Exercise:
Keep the pictures out of the copy and print all the entries below exactly.
** begin Material provided **
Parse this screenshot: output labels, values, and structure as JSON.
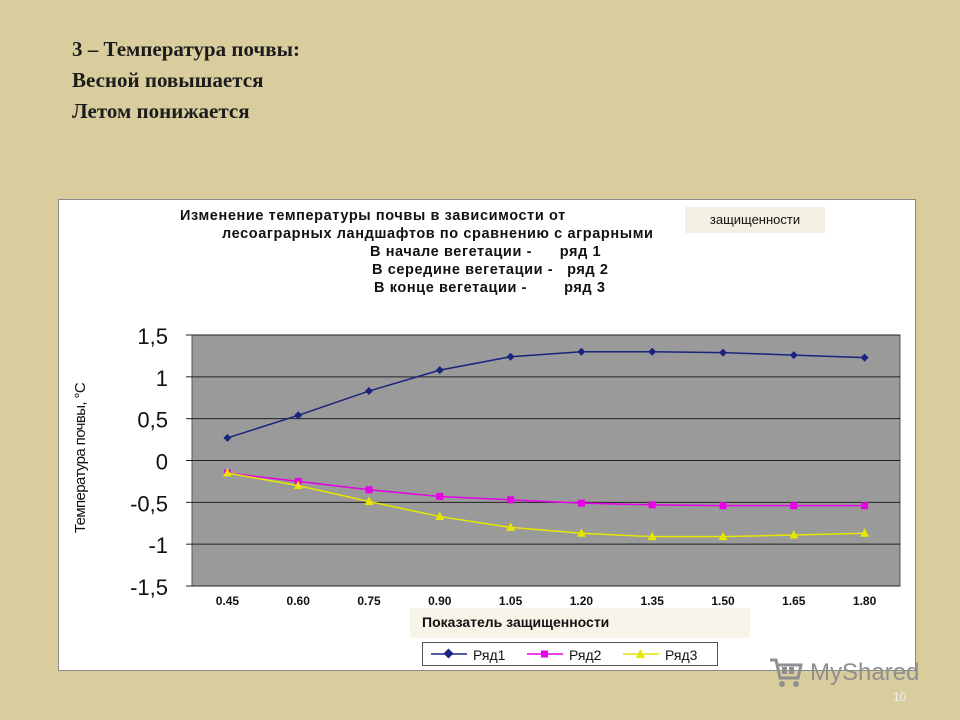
{
  "slide": {
    "title_lines": [
      "3 – Температура почвы:",
      "Весной повышается",
      "Летом понижается"
    ],
    "page_number": "10",
    "watermark": "MyShared"
  },
  "chart_data": {
    "type": "line",
    "title_lines": [
      "Изменение температуры почвы в зависимости от",
      "лесоаграрных ландшафтов по сравнению с аграрными",
      "В начале вегетации -      ряд 1",
      "В середине вегетации -   ряд 2",
      "В конце вегетации -        ряд 3"
    ],
    "title_tag": "защищенности",
    "xlabel": "Показатель защищенности",
    "ylabel": "Температура почвы,  °С",
    "categories": [
      "0.45",
      "0.60",
      "0.75",
      "0.90",
      "1.05",
      "1.20",
      "1.35",
      "1.50",
      "1.65",
      "1.80"
    ],
    "y_ticks": [
      "1,5",
      "1",
      "0,5",
      "0",
      "-0,5",
      "-1",
      "-1,5"
    ],
    "ylim": [
      -1.5,
      1.5
    ],
    "grid": true,
    "legend_position": "bottom",
    "series": [
      {
        "name": "Ряд1",
        "color": "#1a237e",
        "marker": "diamond",
        "values": [
          0.27,
          0.54,
          0.83,
          1.08,
          1.24,
          1.3,
          1.3,
          1.29,
          1.26,
          1.23
        ]
      },
      {
        "name": "Ряд2",
        "color": "#e600e6",
        "marker": "square",
        "values": [
          -0.15,
          -0.25,
          -0.35,
          -0.43,
          -0.47,
          -0.51,
          -0.53,
          -0.54,
          -0.54,
          -0.54
        ]
      },
      {
        "name": "Ряд3",
        "color": "#e6e600",
        "marker": "triangle",
        "values": [
          -0.15,
          -0.3,
          -0.49,
          -0.67,
          -0.8,
          -0.87,
          -0.91,
          -0.91,
          -0.89,
          -0.87
        ]
      }
    ]
  }
}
** end Material provided **
Full response:
Parse this screenshot: output labels, values, and structure as JSON.
{
  "slide": {
    "title_lines": [
      "3 – Температура почвы:",
      "Весной повышается",
      "Летом понижается"
    ],
    "page_number": "10",
    "watermark": "MyShared"
  },
  "chart_data": {
    "type": "line",
    "title_lines": [
      "Изменение температуры почвы в зависимости от",
      "лесоаграрных ландшафтов по сравнению с аграрными",
      "В начале вегетации -      ряд 1",
      "В середине вегетации -   ряд 2",
      "В конце вегетации -        ряд 3"
    ],
    "title_tag": "защищенности",
    "xlabel": "Показатель защищенности",
    "ylabel": "Температура почвы,  °С",
    "categories": [
      "0.45",
      "0.60",
      "0.75",
      "0.90",
      "1.05",
      "1.20",
      "1.35",
      "1.50",
      "1.65",
      "1.80"
    ],
    "y_ticks": [
      "1,5",
      "1",
      "0,5",
      "0",
      "-0,5",
      "-1",
      "-1,5"
    ],
    "ylim": [
      -1.5,
      1.5
    ],
    "grid": true,
    "legend_position": "bottom",
    "series": [
      {
        "name": "Ряд1",
        "color": "#1a237e",
        "marker": "diamond",
        "values": [
          0.27,
          0.54,
          0.83,
          1.08,
          1.24,
          1.3,
          1.3,
          1.29,
          1.26,
          1.23
        ]
      },
      {
        "name": "Ряд2",
        "color": "#e600e6",
        "marker": "square",
        "values": [
          -0.15,
          -0.25,
          -0.35,
          -0.43,
          -0.47,
          -0.51,
          -0.53,
          -0.54,
          -0.54,
          -0.54
        ]
      },
      {
        "name": "Ряд3",
        "color": "#e6e600",
        "marker": "triangle",
        "values": [
          -0.15,
          -0.3,
          -0.49,
          -0.67,
          -0.8,
          -0.87,
          -0.91,
          -0.91,
          -0.89,
          -0.87
        ]
      }
    ]
  }
}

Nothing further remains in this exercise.